WHAT IS NEEDED:
Spot each line in the data below containing "kontroller" and copy it.

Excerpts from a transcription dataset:

□ □ □ □ □

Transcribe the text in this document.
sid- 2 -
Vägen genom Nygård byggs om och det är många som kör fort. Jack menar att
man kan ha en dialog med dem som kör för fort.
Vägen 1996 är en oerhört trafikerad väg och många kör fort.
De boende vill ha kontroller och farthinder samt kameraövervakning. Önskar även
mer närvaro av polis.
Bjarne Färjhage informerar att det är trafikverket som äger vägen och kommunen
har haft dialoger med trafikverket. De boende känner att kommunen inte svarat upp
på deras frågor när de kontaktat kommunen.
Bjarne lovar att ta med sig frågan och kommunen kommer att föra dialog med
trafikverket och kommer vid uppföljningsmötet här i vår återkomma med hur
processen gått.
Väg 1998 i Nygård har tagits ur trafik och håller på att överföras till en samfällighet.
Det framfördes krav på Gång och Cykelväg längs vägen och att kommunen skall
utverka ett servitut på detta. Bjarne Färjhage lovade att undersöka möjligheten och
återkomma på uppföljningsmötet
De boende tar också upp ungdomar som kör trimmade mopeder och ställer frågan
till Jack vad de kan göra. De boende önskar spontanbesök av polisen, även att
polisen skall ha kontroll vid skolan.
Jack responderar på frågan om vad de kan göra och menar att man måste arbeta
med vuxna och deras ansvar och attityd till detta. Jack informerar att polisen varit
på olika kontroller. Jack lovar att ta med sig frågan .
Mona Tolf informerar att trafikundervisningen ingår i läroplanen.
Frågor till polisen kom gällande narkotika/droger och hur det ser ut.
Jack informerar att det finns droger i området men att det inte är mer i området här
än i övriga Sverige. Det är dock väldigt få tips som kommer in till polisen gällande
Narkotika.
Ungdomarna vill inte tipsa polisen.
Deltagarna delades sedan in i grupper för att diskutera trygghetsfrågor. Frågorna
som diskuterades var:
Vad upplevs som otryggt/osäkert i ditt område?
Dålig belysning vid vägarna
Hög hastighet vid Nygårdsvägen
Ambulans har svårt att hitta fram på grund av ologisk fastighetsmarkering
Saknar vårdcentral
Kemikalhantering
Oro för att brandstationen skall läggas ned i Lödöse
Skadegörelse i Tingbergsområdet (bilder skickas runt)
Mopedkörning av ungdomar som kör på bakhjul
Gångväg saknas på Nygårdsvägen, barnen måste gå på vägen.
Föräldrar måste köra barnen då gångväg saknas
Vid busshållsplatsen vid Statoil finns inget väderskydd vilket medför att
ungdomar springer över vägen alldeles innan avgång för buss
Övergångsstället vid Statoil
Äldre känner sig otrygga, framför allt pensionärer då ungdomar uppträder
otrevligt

□ □ □ □ □

TASK ANSWER:
De boende vill ha kontroller och farthinder samt kameraövervakning. Önskar även
på olika kontroller. Jack lovar att ta med sig frågan .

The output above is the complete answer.